§ Task requirements: Print out every record exactly as it appears.

Source data
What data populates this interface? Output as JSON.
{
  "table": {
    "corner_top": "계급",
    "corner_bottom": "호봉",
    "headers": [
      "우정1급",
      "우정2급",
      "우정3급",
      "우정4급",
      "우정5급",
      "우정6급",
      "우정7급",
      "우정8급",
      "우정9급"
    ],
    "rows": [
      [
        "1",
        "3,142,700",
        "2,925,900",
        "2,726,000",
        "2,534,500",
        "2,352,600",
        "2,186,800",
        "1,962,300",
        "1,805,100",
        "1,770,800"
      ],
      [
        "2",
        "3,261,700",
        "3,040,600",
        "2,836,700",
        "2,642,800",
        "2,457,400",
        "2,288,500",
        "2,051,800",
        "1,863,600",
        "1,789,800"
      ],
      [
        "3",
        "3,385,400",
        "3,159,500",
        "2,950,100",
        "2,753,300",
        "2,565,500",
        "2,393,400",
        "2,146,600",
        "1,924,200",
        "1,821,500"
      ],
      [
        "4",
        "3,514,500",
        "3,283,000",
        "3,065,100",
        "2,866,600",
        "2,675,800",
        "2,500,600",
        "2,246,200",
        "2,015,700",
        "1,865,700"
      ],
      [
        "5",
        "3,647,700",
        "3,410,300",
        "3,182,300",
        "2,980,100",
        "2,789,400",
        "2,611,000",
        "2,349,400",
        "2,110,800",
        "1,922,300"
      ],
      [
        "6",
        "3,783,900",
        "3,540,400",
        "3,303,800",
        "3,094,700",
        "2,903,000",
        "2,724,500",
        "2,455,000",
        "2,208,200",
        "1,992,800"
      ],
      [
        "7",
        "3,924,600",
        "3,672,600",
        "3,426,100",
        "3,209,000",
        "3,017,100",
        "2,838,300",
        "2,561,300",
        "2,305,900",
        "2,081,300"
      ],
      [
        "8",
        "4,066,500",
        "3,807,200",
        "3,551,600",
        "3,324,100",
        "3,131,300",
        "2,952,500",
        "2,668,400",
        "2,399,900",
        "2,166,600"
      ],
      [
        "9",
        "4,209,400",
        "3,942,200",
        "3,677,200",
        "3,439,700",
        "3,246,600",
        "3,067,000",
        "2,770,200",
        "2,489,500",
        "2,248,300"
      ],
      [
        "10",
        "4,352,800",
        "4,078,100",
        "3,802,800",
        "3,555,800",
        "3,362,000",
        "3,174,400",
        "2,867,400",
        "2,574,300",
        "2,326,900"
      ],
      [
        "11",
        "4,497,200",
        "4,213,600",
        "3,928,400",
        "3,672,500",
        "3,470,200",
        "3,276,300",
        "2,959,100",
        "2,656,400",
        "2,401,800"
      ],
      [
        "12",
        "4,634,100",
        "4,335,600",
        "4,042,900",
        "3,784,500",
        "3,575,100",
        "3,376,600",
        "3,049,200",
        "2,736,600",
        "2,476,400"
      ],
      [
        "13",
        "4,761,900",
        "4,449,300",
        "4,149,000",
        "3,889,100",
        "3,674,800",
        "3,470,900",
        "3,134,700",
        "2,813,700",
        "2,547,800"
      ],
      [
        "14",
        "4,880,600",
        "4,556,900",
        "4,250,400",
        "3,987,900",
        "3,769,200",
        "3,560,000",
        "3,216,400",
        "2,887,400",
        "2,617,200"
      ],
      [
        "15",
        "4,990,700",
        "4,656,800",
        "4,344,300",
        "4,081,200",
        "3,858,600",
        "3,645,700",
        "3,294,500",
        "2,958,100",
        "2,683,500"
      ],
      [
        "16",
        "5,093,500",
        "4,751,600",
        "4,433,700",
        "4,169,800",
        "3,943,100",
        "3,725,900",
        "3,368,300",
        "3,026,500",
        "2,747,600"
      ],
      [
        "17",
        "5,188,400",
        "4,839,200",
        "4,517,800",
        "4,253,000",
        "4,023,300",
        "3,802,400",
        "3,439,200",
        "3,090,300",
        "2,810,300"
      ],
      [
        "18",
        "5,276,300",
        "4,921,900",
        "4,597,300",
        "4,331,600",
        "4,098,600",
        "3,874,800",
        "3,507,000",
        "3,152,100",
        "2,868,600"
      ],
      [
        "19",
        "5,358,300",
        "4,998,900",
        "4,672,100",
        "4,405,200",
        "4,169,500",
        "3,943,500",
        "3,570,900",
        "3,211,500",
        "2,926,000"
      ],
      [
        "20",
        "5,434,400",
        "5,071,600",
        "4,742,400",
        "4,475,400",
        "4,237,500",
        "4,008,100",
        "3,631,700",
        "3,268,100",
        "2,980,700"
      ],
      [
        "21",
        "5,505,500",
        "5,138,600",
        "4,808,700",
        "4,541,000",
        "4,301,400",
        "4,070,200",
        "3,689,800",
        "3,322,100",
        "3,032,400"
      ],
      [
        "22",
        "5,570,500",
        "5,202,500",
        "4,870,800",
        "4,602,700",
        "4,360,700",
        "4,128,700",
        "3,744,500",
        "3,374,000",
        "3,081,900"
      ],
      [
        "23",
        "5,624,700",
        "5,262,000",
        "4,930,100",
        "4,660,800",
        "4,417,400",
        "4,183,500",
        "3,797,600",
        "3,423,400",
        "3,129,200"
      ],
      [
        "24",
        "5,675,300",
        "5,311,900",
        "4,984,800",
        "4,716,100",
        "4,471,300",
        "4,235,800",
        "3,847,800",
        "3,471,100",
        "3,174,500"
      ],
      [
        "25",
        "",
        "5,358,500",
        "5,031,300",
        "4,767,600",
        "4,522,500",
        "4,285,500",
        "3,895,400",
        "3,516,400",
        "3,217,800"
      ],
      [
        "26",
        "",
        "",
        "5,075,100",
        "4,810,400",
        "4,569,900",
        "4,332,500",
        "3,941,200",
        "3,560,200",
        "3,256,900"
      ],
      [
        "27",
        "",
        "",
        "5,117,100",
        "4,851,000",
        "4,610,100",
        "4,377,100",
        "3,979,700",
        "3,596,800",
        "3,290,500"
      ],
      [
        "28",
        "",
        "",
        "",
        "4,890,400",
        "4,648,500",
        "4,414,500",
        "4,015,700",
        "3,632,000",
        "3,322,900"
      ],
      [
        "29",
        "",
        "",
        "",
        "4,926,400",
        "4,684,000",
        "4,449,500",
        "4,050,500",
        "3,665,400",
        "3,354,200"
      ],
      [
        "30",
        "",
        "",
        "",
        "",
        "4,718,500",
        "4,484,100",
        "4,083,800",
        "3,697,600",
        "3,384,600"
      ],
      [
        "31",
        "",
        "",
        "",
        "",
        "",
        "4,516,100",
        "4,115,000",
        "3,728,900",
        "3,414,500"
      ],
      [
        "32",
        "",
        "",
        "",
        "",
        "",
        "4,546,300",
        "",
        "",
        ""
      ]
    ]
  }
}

§ Complete answer:
What data populates this interface? Output as JSON.
{
  "table": {
    "corner_top": "계급",
    "corner_bottom": "호봉",
    "headers": [
      "우정1급",
      "우정2급",
      "우정3급",
      "우정4급",
      "우정5급",
      "우정6급",
      "우정7급",
      "우정8급",
      "우정9급"
    ],
    "rows": [
      [
        "1",
        "3,142,700",
        "2,925,900",
        "2,726,000",
        "2,534,500",
        "2,352,600",
        "2,186,800",
        "1,962,300",
        "1,805,100",
        "1,770,800"
      ],
      [
        "2",
        "3,261,700",
        "3,040,600",
        "2,836,700",
        "2,642,800",
        "2,457,400",
        "2,288,500",
        "2,051,800",
        "1,863,600",
        "1,789,800"
      ],
      [
        "3",
        "3,385,400",
        "3,159,500",
        "2,950,100",
        "2,753,300",
        "2,565,500",
        "2,393,400",
        "2,146,600",
        "1,924,200",
        "1,821,500"
      ],
      [
        "4",
        "3,514,500",
        "3,283,000",
        "3,065,100",
        "2,866,600",
        "2,675,800",
        "2,500,600",
        "2,246,200",
        "2,015,700",
        "1,865,700"
      ],
      [
        "5",
        "3,647,700",
        "3,410,300",
        "3,182,300",
        "2,980,100",
        "2,789,400",
        "2,611,000",
        "2,349,400",
        "2,110,800",
        "1,922,300"
      ],
      [
        "6",
        "3,783,900",
        "3,540,400",
        "3,303,800",
        "3,094,700",
        "2,903,000",
        "2,724,500",
        "2,455,000",
        "2,208,200",
        "1,992,800"
      ],
      [
        "7",
        "3,924,600",
        "3,672,600",
        "3,426,100",
        "3,209,000",
        "3,017,100",
        "2,838,300",
        "2,561,300",
        "2,305,900",
        "2,081,300"
      ],
      [
        "8",
        "4,066,500",
        "3,807,200",
        "3,551,600",
        "3,324,100",
        "3,131,300",
        "2,952,500",
        "2,668,400",
        "2,399,900",
        "2,166,600"
      ],
      [
        "9",
        "4,209,400",
        "3,942,200",
        "3,677,200",
        "3,439,700",
        "3,246,600",
        "3,067,000",
        "2,770,200",
        "2,489,500",
        "2,248,300"
      ],
      [
        "10",
        "4,352,800",
        "4,078,100",
        "3,802,800",
        "3,555,800",
        "3,362,000",
        "3,174,400",
        "2,867,400",
        "2,574,300",
        "2,326,900"
      ],
      [
        "11",
        "4,497,200",
        "4,213,600",
        "3,928,400",
        "3,672,500",
        "3,470,200",
        "3,276,300",
        "2,959,100",
        "2,656,400",
        "2,401,800"
      ],
      [
        "12",
        "4,634,100",
        "4,335,600",
        "4,042,900",
        "3,784,500",
        "3,575,100",
        "3,376,600",
        "3,049,200",
        "2,736,600",
        "2,476,400"
      ],
      [
        "13",
        "4,761,900",
        "4,449,300",
        "4,149,000",
        "3,889,100",
        "3,674,800",
        "3,470,900",
        "3,134,700",
        "2,813,700",
        "2,547,800"
      ],
      [
        "14",
        "4,880,600",
        "4,556,900",
        "4,250,400",
        "3,987,900",
        "3,769,200",
        "3,560,000",
        "3,216,400",
        "2,887,400",
        "2,617,200"
      ],
      [
        "15",
        "4,990,700",
        "4,656,800",
        "4,344,300",
        "4,081,200",
        "3,858,600",
        "3,645,700",
        "3,294,500",
        "2,958,100",
        "2,683,500"
      ],
      [
        "16",
        "5,093,500",
        "4,751,600",
        "4,433,700",
        "4,169,800",
        "3,943,100",
        "3,725,900",
        "3,368,300",
        "3,026,500",
        "2,747,600"
      ],
      [
        "17",
        "5,188,400",
        "4,839,200",
        "4,517,800",
        "4,253,000",
        "4,023,300",
        "3,802,400",
        "3,439,200",
        "3,090,300",
        "2,810,300"
      ],
      [
        "18",
        "5,276,300",
        "4,921,900",
        "4,597,300",
        "4,331,600",
        "4,098,600",
        "3,874,800",
        "3,507,000",
        "3,152,100",
        "2,868,600"
      ],
      [
        "19",
        "5,358,300",
        "4,998,900",
        "4,672,100",
        "4,405,200",
        "4,169,500",
        "3,943,500",
        "3,570,900",
        "3,211,500",
        "2,926,000"
      ],
      [
        "20",
        "5,434,400",
        "5,071,600",
        "4,742,400",
        "4,475,400",
        "4,237,500",
        "4,008,100",
        "3,631,700",
        "3,268,100",
        "2,980,700"
      ],
      [
        "21",
        "5,505,500",
        "5,138,600",
        "4,808,700",
        "4,541,000",
        "4,301,400",
        "4,070,200",
        "3,689,800",
        "3,322,100",
        "3,032,400"
      ],
      [
        "22",
        "5,570,500",
        "5,202,500",
        "4,870,800",
        "4,602,700",
        "4,360,700",
        "4,128,700",
        "3,744,500",
        "3,374,000",
        "3,081,900"
      ],
      [
        "23",
        "5,624,700",
        "5,262,000",
        "4,930,100",
        "4,660,800",
        "4,417,400",
        "4,183,500",
        "3,797,600",
        "3,423,400",
        "3,129,200"
      ],
      [
        "24",
        "5,675,300",
        "5,311,900",
        "4,984,800",
        "4,716,100",
        "4,471,300",
        "4,235,800",
        "3,847,800",
        "3,471,100",
        "3,174,500"
      ],
      [
        "25",
        "",
        "5,358,500",
        "5,031,300",
        "4,767,600",
        "4,522,500",
        "4,285,500",
        "3,895,400",
        "3,516,400",
        "3,217,800"
      ],
      [
        "26",
        "",
        "",
        "5,075,100",
        "4,810,400",
        "4,569,900",
        "4,332,500",
        "3,941,200",
        "3,560,200",
        "3,256,900"
      ],
      [
        "27",
        "",
        "",
        "5,117,100",
        "4,851,000",
        "4,610,100",
        "4,377,100",
        "3,979,700",
        "3,596,800",
        "3,290,500"
      ],
      [
        "28",
        "",
        "",
        "",
        "4,890,400",
        "4,648,500",
        "4,414,500",
        "4,015,700",
        "3,632,000",
        "3,322,900"
      ],
      [
        "29",
        "",
        "",
        "",
        "4,926,400",
        "4,684,000",
        "4,449,500",
        "4,050,500",
        "3,665,400",
        "3,354,200"
      ],
      [
        "30",
        "",
        "",
        "",
        "",
        "4,718,500",
        "4,484,100",
        "4,083,800",
        "3,697,600",
        "3,384,600"
      ],
      [
        "31",
        "",
        "",
        "",
        "",
        "",
        "4,516,100",
        "4,115,000",
        "3,728,900",
        "3,414,500"
      ],
      [
        "32",
        "",
        "",
        "",
        "",
        "",
        "4,546,300",
        "",
        "",
        ""
      ]
    ]
  }
}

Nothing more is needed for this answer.